Task requirements: Look through the lines below and extract any with the word "Policy".

Collected data entries
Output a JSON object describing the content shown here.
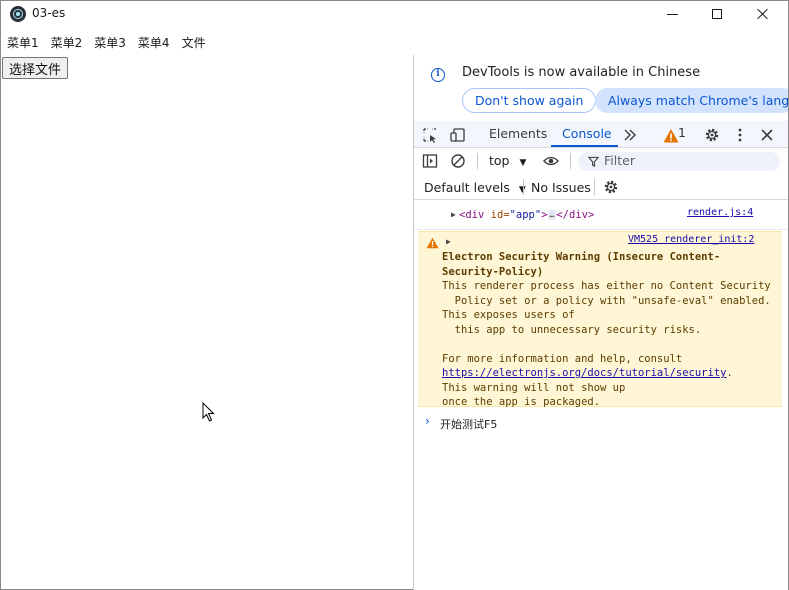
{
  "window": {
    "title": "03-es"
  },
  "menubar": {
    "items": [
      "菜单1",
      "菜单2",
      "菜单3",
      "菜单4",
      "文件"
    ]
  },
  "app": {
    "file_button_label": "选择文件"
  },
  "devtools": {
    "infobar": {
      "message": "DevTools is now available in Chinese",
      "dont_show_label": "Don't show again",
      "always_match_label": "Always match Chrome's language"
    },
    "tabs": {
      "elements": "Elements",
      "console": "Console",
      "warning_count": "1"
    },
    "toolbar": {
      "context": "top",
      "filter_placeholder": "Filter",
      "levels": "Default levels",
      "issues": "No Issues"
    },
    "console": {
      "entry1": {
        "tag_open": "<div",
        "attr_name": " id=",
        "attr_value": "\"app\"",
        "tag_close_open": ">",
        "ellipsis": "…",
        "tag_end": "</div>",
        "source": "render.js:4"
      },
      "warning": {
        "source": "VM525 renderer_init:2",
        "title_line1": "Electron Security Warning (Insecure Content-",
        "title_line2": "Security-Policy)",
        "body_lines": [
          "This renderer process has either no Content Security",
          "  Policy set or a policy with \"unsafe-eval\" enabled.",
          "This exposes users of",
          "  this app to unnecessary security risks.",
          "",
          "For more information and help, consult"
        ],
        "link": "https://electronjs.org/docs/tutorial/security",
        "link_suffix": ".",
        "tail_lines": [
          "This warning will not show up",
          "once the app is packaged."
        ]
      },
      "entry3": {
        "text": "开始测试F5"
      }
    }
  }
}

* * *

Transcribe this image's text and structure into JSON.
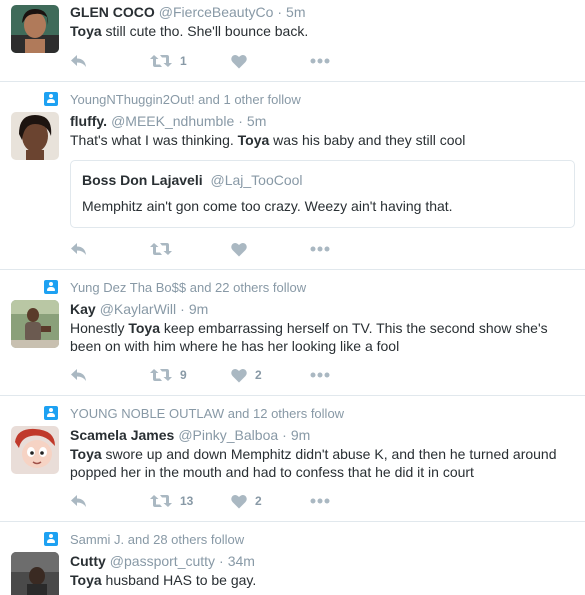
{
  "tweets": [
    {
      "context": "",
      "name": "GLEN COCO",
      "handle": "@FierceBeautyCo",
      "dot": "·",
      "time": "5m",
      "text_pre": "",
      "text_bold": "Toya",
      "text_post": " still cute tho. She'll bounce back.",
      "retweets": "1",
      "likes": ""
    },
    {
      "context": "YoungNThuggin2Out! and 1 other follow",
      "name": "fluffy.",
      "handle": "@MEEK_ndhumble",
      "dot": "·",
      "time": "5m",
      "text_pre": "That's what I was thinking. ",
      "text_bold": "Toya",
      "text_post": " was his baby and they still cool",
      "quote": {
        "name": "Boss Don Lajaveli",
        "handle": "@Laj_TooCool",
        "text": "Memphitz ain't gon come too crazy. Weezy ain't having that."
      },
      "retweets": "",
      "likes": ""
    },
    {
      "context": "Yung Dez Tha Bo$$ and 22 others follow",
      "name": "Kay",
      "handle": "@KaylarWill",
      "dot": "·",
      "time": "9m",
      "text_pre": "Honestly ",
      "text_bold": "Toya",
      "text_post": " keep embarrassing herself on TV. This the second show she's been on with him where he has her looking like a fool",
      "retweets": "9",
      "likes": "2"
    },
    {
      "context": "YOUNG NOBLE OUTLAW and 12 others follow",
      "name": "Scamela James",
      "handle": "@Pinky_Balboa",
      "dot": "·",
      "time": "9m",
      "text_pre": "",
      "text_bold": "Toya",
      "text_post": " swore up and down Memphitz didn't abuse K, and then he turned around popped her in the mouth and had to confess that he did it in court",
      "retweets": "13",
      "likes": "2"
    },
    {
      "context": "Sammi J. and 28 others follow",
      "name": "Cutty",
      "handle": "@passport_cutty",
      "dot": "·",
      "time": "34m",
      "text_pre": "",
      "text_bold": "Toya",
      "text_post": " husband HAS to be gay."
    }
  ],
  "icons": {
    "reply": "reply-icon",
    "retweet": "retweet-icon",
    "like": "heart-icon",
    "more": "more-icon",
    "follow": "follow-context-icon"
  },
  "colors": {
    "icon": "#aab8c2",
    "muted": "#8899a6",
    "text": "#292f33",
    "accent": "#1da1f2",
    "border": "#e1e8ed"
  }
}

Result of this task:
        "title_line2": "Security-Policy)",
          "  Policy set or a policy with \"unsafe-eval\" enabled.",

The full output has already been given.